■ **WHAT YOU NEED TO DO**:
Copy every line of the data in which the word "triangle" occurs.

■ **TASK INPUT**:
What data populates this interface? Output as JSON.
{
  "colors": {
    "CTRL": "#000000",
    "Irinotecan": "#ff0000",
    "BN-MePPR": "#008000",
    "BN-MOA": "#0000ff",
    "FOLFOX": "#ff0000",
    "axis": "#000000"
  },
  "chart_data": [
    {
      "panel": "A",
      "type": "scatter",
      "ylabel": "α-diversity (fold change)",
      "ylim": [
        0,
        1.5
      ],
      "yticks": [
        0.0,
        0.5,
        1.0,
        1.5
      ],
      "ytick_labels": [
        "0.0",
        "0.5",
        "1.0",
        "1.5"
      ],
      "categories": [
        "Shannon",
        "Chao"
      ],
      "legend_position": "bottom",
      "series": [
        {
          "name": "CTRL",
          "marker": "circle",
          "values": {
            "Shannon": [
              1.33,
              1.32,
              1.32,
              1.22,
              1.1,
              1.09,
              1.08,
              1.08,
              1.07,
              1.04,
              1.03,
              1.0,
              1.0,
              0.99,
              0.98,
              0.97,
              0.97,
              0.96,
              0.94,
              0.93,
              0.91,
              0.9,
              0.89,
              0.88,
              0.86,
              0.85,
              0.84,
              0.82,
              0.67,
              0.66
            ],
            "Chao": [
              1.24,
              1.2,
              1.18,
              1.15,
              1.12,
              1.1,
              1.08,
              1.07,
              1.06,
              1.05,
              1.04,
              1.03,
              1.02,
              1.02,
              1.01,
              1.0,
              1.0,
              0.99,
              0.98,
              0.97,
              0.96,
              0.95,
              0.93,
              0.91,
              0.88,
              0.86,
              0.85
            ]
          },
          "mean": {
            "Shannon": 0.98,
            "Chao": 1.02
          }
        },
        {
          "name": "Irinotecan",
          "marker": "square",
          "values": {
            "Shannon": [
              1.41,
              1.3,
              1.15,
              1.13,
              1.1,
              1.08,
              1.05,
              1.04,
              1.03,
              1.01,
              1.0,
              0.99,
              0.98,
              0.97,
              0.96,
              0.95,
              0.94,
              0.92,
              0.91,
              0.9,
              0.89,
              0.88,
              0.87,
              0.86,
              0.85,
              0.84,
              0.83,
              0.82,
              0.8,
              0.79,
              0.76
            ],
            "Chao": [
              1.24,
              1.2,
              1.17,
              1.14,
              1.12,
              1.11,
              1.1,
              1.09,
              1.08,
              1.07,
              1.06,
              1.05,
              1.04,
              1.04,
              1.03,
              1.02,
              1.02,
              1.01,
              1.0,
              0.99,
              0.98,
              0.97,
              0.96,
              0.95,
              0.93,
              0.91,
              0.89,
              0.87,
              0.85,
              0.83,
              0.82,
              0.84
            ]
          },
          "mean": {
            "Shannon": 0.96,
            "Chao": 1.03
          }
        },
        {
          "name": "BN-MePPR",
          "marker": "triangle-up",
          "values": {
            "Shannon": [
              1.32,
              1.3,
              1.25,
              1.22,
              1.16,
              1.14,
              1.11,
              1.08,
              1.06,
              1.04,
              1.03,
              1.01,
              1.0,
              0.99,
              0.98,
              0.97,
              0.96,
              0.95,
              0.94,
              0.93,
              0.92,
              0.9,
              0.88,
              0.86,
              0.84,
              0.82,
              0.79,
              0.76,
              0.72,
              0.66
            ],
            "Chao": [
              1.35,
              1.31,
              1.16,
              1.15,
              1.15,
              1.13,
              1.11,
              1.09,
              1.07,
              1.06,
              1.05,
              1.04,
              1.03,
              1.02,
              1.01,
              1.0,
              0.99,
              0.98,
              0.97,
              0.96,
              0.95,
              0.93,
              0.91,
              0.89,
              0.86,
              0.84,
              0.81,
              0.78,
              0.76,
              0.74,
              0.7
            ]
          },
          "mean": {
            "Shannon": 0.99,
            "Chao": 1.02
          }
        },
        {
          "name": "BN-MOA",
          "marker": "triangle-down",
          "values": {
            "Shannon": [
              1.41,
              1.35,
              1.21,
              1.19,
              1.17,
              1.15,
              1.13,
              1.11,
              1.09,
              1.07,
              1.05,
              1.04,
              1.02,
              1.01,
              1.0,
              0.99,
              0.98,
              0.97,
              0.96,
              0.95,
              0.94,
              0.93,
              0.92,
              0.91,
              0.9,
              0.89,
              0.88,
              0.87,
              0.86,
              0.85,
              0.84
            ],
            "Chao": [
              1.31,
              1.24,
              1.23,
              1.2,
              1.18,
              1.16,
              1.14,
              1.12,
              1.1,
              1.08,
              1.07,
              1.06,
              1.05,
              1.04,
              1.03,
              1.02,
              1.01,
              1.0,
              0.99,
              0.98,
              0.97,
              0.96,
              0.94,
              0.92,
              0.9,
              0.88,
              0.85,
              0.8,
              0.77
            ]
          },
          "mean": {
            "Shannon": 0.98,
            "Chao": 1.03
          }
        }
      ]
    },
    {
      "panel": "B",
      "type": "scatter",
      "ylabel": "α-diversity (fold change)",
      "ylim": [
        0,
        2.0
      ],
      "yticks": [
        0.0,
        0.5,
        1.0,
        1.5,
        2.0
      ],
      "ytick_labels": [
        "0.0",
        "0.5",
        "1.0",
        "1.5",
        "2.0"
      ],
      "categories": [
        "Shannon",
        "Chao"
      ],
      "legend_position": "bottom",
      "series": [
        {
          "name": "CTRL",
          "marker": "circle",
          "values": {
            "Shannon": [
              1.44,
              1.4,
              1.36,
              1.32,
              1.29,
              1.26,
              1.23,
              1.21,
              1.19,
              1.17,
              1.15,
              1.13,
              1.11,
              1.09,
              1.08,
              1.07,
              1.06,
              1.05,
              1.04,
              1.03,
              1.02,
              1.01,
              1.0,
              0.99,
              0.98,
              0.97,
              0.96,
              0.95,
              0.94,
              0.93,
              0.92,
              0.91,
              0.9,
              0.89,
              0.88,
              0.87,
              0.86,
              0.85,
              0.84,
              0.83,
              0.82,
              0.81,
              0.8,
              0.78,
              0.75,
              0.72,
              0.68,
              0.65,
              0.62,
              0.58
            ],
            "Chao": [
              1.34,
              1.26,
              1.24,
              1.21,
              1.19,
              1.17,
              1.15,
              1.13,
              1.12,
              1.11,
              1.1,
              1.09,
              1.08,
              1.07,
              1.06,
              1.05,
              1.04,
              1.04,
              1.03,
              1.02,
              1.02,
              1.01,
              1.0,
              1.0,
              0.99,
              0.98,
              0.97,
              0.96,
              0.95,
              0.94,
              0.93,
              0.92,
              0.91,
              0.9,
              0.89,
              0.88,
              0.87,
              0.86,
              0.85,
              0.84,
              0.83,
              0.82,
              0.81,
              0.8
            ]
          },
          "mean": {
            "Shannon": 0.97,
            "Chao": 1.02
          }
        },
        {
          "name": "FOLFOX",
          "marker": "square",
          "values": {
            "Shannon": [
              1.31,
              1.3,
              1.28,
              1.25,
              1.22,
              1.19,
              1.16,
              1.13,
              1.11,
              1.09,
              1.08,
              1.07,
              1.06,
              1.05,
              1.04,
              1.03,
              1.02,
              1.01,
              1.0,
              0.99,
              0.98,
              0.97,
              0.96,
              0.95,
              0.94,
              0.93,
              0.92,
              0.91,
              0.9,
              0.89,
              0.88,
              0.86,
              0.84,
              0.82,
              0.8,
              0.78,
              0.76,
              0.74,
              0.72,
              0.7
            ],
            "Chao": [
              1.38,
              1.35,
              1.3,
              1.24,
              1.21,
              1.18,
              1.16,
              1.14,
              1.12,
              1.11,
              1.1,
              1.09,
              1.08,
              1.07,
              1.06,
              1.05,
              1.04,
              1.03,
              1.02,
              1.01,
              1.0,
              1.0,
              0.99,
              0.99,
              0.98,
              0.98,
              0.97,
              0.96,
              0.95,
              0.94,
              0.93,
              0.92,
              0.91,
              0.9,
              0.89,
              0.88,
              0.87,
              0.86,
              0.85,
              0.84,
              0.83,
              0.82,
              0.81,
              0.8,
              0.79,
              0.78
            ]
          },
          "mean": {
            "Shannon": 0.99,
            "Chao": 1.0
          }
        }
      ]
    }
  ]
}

■ **SOLVED PROBLEM**:
          "marker": "triangle-up",
          "marker": "triangle-down",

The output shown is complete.